What the task requires: Pick out every line of the entries below where "salto" occurs, and copy those lines.

----------

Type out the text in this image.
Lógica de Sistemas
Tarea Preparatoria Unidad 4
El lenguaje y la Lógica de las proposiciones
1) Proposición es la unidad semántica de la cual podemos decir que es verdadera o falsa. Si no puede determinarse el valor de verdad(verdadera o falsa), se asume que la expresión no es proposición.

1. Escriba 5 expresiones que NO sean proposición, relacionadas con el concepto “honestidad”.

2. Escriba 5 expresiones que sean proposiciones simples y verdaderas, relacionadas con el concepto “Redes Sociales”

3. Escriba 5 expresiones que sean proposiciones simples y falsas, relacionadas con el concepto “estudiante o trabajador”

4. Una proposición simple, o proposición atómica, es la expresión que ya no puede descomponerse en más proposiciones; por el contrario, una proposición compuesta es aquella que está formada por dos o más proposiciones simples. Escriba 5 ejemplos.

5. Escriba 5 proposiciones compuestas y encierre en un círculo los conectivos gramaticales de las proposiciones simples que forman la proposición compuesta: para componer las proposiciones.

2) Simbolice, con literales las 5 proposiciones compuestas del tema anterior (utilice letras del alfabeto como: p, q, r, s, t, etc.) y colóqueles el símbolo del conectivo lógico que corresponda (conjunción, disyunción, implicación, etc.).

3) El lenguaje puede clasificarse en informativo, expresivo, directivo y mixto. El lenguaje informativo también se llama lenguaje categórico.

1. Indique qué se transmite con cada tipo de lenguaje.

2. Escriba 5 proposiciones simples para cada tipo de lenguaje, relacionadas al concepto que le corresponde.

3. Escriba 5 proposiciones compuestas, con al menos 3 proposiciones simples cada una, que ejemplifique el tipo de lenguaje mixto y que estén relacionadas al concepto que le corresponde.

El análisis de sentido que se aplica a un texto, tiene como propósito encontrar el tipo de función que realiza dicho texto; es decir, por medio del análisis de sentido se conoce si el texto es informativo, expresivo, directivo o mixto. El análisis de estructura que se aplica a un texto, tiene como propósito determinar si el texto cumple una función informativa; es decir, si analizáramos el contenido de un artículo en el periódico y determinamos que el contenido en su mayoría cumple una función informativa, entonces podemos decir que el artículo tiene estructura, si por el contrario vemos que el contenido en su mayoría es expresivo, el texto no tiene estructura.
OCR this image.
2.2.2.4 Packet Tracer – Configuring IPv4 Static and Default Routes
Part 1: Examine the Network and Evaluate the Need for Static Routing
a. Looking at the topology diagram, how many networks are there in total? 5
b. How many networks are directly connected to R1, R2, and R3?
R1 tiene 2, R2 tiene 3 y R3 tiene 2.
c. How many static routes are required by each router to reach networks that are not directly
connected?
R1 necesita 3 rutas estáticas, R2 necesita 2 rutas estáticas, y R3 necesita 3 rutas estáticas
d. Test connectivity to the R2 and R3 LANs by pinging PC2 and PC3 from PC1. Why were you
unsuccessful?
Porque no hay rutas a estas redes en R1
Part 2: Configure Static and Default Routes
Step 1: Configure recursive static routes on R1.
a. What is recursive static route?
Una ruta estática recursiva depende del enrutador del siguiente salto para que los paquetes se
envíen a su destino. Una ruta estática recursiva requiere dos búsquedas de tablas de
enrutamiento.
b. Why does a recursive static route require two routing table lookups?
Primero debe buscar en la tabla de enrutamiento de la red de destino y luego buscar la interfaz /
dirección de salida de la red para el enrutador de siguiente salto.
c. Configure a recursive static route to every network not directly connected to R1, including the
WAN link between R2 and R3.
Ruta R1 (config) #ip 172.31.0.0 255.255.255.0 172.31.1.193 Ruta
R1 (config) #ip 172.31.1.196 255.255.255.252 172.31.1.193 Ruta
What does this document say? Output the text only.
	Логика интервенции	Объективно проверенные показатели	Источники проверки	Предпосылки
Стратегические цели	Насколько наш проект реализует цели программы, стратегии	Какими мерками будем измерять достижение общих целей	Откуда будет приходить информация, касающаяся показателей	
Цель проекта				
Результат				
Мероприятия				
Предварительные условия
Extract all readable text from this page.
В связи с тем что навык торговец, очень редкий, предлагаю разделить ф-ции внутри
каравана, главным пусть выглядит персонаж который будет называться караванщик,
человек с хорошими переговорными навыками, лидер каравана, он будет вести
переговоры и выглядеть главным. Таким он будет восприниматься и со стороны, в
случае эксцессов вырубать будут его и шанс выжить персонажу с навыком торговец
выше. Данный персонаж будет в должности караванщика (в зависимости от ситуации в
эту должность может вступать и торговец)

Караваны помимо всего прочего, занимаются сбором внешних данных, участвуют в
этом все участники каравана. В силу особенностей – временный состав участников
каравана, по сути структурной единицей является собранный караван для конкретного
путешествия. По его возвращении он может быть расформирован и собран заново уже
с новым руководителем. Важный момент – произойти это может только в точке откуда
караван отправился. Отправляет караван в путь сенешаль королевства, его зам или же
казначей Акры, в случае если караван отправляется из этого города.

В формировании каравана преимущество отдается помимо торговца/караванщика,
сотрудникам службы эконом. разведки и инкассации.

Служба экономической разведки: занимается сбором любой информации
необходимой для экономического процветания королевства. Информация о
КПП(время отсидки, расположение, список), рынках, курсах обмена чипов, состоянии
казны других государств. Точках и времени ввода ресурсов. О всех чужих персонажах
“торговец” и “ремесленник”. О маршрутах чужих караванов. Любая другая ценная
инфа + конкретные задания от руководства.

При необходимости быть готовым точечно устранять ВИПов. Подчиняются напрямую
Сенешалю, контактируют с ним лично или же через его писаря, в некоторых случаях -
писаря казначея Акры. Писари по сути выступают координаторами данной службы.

----------

Task output:
Una ruta estática recursiva depende del enrutador del siguiente salto para que los paquetes se
dirección de salida de la red para el enrutador de siguiente salto.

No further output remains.